_MATERIAL FOR THIS EXERCISE:_
# # #
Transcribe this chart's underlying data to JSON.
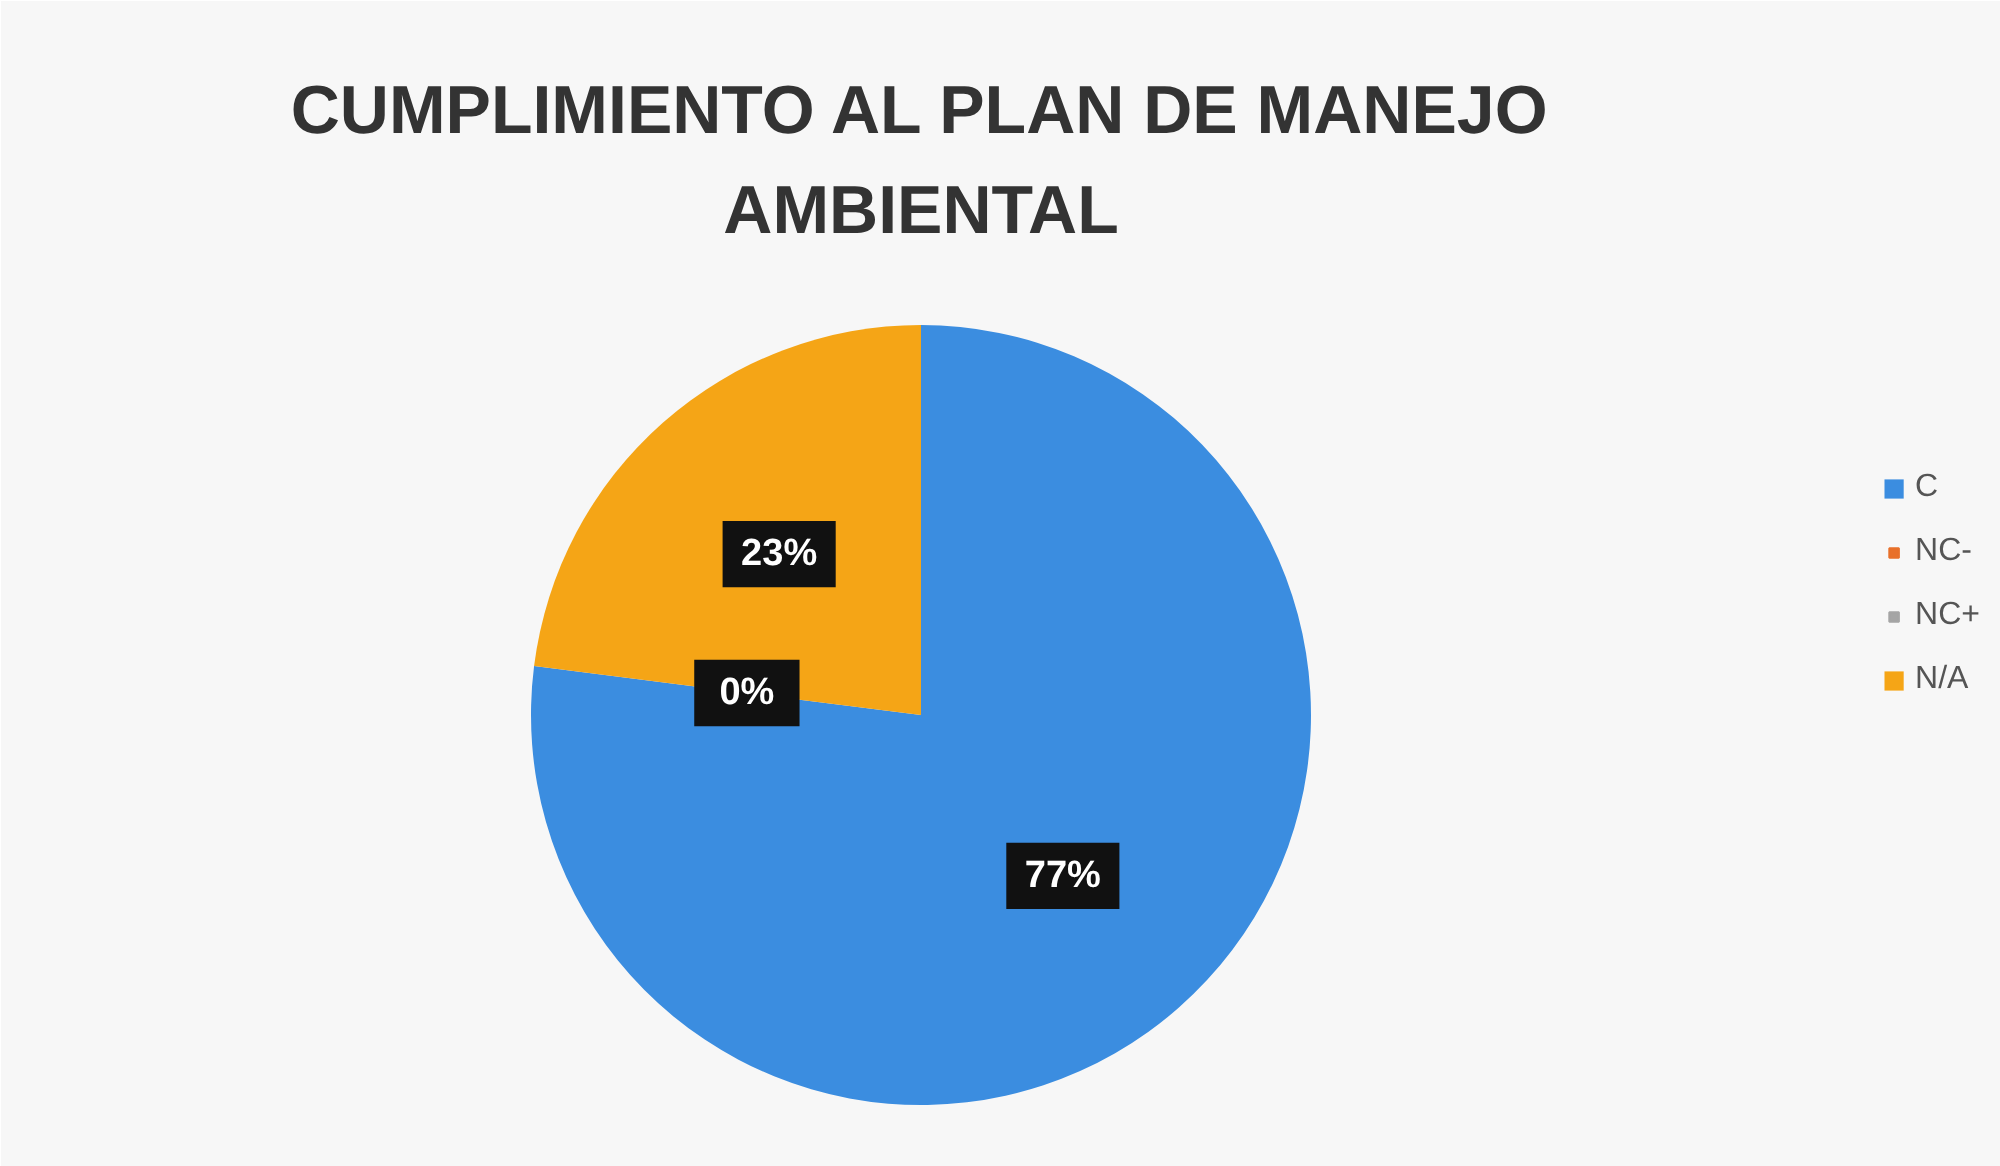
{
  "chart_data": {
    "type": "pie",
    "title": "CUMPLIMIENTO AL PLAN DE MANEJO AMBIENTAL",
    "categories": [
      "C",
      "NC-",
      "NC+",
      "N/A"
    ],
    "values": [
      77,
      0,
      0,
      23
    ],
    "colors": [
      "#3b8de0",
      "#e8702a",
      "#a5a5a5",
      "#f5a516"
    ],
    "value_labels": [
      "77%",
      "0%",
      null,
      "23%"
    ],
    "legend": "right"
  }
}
# # #
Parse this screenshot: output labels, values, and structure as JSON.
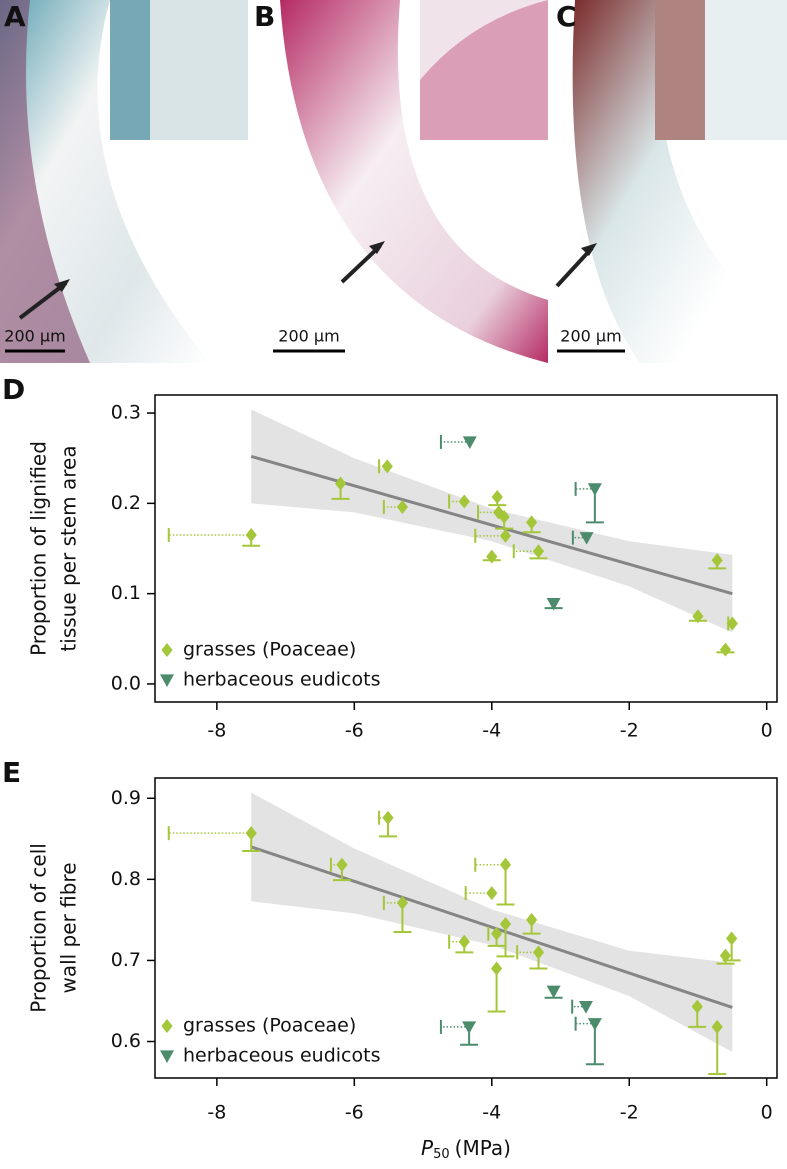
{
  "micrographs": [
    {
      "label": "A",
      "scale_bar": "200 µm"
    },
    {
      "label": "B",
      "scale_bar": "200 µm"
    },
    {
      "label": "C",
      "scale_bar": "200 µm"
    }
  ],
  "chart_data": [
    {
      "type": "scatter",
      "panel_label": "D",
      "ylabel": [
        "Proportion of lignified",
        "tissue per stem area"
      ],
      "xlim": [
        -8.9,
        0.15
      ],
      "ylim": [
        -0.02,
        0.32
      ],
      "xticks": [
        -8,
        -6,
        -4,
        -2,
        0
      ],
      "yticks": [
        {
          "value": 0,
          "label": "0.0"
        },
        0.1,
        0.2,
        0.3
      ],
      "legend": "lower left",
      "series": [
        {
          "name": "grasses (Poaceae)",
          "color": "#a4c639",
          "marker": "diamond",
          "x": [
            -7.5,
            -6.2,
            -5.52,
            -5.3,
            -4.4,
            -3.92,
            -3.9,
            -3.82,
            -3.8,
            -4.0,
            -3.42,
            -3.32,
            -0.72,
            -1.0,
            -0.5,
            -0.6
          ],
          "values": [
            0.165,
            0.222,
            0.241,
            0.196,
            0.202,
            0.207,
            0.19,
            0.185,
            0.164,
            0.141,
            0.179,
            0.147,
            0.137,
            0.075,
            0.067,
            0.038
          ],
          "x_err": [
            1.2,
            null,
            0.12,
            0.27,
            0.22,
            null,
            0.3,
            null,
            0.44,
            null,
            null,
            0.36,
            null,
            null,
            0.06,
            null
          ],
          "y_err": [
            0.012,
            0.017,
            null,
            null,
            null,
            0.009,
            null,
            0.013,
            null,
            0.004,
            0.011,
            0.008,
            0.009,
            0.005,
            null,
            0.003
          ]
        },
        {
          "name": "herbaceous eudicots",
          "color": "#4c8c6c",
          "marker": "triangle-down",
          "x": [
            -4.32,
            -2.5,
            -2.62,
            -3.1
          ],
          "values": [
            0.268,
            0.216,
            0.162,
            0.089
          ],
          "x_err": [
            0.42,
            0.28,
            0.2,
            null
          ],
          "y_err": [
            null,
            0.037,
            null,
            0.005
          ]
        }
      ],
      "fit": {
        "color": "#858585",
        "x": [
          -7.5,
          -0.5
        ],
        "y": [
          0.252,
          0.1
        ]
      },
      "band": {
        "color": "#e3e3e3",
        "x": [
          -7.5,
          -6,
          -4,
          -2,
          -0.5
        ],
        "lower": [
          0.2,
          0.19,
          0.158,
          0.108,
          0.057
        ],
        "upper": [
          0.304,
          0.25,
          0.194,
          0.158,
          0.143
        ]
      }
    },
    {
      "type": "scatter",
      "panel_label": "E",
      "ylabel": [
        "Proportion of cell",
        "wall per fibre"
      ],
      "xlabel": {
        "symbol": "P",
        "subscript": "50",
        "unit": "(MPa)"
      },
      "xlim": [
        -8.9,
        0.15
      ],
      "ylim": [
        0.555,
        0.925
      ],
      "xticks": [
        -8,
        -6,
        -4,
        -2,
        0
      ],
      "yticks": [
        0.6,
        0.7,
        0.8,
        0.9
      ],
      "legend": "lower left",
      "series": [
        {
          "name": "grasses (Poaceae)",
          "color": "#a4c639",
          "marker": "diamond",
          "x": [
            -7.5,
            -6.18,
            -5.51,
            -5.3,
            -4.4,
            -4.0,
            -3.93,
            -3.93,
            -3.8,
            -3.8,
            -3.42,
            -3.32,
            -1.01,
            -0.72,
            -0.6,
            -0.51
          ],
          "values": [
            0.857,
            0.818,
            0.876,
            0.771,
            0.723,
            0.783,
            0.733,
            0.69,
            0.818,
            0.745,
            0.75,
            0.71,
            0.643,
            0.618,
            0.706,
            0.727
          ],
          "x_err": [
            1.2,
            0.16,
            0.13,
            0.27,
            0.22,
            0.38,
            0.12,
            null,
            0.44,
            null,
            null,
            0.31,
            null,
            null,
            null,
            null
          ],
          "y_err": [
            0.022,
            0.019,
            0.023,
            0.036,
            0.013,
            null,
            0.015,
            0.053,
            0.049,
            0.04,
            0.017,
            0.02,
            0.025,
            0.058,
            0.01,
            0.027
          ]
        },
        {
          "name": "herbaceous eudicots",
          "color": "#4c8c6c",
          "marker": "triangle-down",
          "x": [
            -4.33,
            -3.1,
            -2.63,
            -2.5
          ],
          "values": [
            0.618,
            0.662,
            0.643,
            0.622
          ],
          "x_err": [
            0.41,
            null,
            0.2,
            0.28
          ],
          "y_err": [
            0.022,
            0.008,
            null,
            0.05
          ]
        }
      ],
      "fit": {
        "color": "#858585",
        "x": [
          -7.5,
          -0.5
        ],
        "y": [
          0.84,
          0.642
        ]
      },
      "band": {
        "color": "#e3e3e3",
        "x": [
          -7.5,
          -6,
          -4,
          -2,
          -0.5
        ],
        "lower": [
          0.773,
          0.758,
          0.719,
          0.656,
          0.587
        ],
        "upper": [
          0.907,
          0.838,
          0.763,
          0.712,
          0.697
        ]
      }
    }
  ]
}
# # #
_WHAT IS REQUIRED:_ Identify each line in the records above that contains the word "Proportion", and copy it out in full.

_WRITTEN RESPONSE:_
        "Proportion of lignified",
        "Proportion of cell",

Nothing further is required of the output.